▶ **Document**
--- Start ---

Re: [PATCH v3 1/2] kunit: add a KUnit test for SLUB debugging functionality

Marco Elver Thu, 01 Apr 2021 02:17:44 -0700

[Note, if you'd like me to see future versions, please Cc me, otherwise
it's unlikely I see it in time. Also add [email protected] if
perhaps a KUnit dev should have another look, too.]


On Wed, Mar 31, 2021 at 10:51AM +0200, [email protected] wrote:
> From: Oliver Glitta <[email protected]>
> 
> SLUB has resiliency_test() function which is hidden behind #ifdef
> SLUB_RESILIENCY_TEST that is not part of Kconfig, so nobody
> runs it. KUnit should be a proper replacement for it.
> 
> Try changing byte in redzone after allocation and changing
> pointer to next free node, first byte, 50th byte and redzone
> byte. Check if validation finds errors.
> 
> There are several differences from the original resiliency test:
> Tests create own caches with known state instead of corrupting
> shared kmalloc caches.
> 
> The corruption of freepointer uses correct offset, the original
> resiliency test got broken with freepointer changes.
> 
> Scratch changing random byte test, because it does not have
> meaning in this form where we need deterministic results.
> 
> Add new option CONFIG_SLUB_KUNIT_TEST in Kconfig.
> 
> Add a counter field "errors" to struct kmem_cache to count number
> of errors detected in cache.
> 
> Silence bug report in SLUB test. Add SLAB_SILENT_ERRORS debug flag.
> Add SLAB_SILENT_ERRORS flag to SLAB_NEVER_MERGE, SLAB_DEBUG_FLAGS,
> SLAB_FLAGS_PERMITTED macros.
> 
> Signed-off-by: Oliver Glitta <[email protected]>
> ---
> Changes since v2
> 
> Use bit operation & instead of logical && as reported by kernel test 
> robot and Dan Carpenter
> 
> Changes since v1
> 
> Conversion from kselftest to KUnit test suggested by Marco Elver.
> Error silencing.
> Error counting improvements.

--- End ---

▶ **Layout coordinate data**
--- Start ---

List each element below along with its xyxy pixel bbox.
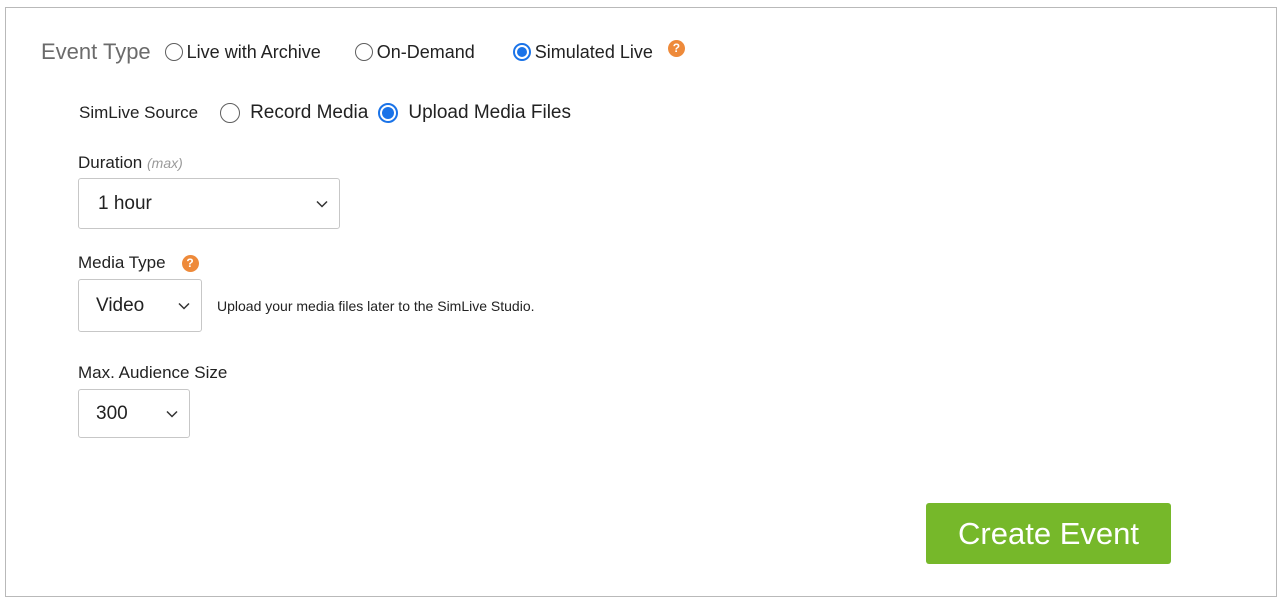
on-demand-label: On-Demand (376, 41, 475, 62)
on-demand-radio[interactable] (354, 43, 373, 61)
media-type-label-text: Media Type (78, 253, 166, 272)
source-record-media-option[interactable]: Record Media (220, 102, 368, 124)
simulated-live-label: Simulated Live (534, 41, 653, 62)
event-type-on-demand-option[interactable]: On-Demand (354, 41, 475, 63)
event-form-panel: Event Type Live with Archive On-Demand S… (5, 7, 1277, 597)
source-upload-media-option[interactable]: Upload Media Files (378, 102, 571, 124)
upload-media-radio[interactable] (378, 103, 399, 123)
event-type-live-archive-option[interactable]: Live with Archive (164, 41, 321, 63)
upload-media-label: Upload Media Files (408, 102, 571, 123)
duration-label: Duration (max) (78, 153, 183, 173)
event-type-row: Event Type Live with Archive On-Demand S… (41, 36, 685, 68)
media-type-label: Media Type ? (78, 253, 199, 273)
audience-size-label: Max. Audience Size (78, 363, 228, 382)
duration-select[interactable]: 1 hour (78, 178, 340, 229)
media-type-value: Video (96, 294, 145, 316)
simulated-live-radio[interactable] (512, 43, 531, 61)
create-event-button[interactable]: Create Event (926, 503, 1171, 564)
audience-size-value: 300 (96, 402, 128, 424)
duration-hint: (max) (147, 155, 183, 171)
media-type-select[interactable]: Video (78, 279, 202, 332)
question-circle-icon[interactable]: ? (667, 39, 685, 57)
audience-size-select[interactable]: 300 (78, 389, 190, 438)
chevron-down-icon (166, 410, 178, 418)
event-type-simulated-live-option[interactable]: Simulated Live (512, 41, 653, 63)
live-archive-radio[interactable] (164, 43, 183, 61)
chevron-down-icon (178, 302, 190, 310)
live-archive-label: Live with Archive (186, 41, 321, 62)
simlive-source-label: SimLive Source (79, 103, 199, 122)
duration-label-text: Duration (78, 153, 143, 172)
chevron-down-icon (316, 200, 328, 208)
record-media-label: Record Media (250, 102, 369, 123)
event-type-label: Event Type (41, 39, 151, 64)
question-circle-icon[interactable]: ? (181, 254, 199, 272)
media-upload-note: Upload your media files later to the Sim… (217, 298, 535, 314)
record-media-radio[interactable] (220, 103, 241, 123)
duration-value: 1 hour (98, 192, 152, 214)
simlive-source-row: SimLive Source Record Media Upload Media… (79, 98, 571, 128)
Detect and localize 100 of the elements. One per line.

--- End ---

▶ **The tasks**
1. In the KUnit patch email, what new Kconfig option does the patch add?
2. According to the KUnit patch email, which macros is the SLAB_SILENT_ERRORS flag added to? List them all.
3. Continue the KUnit patch email from the point where it stops.

▶ **Outputs in order**
1. CONFIG_SLUB_KUNIT_TEST

2. SLAB_NEVER_MERGE, SLAB_DEBUG_FLAGS, SLAB_FLAGS_PERMITTED

3.
> 
>  include/linux/slab.h     |   2 +
>  include/linux/slub_def.h |   2 +
>  lib/Kconfig.debug        |   5 ++
>  lib/Makefile             |   1 +
>  lib/test_slub.c          | 124 +++++++++++++++++++++++++++++++++++++++
>  mm/slab.h                |   7 ++-
>  mm/slab_common.c         |   2 +-
>  mm/slub.c                |  64 +++++++++++++-------
>  8 files changed, 184 insertions(+), 23 deletions(-)
>  create mode 100644 lib/test_slub.c
> 
> diff --git a/include/linux/slab.h b/include/linux/slab.h
> index 7ae604076767..ed1a5a64d028 100644
> --- a/include/linux/slab.h
> +++ b/include/linux/slab.h
> @@ -25,6 +25,8 @@
>   */
>  /* DEBUG: Perform (expensive) checks on alloc/free */
>  #define SLAB_CONSISTENCY_CHECKS      ((slab_flags_t __force)0x00000100U)
> +/* DEBUG: Silent bug reports */
> +#define SLAB_SILENT_ERRORS   ((slab_flags_t __force)0x00000200U)

This flag wouldn't be necessary if you do the design using
kunit_resource (see below).

(But perhaps I missed a conversation that said that this flag is
generally useful, but if so, it should probably be in a separate patch
justifying why it is required beyond the test.)

>  /* DEBUG: Red zone objs in a cache */
>  #define SLAB_RED_ZONE                ((slab_flags_t __force)0x00000400U)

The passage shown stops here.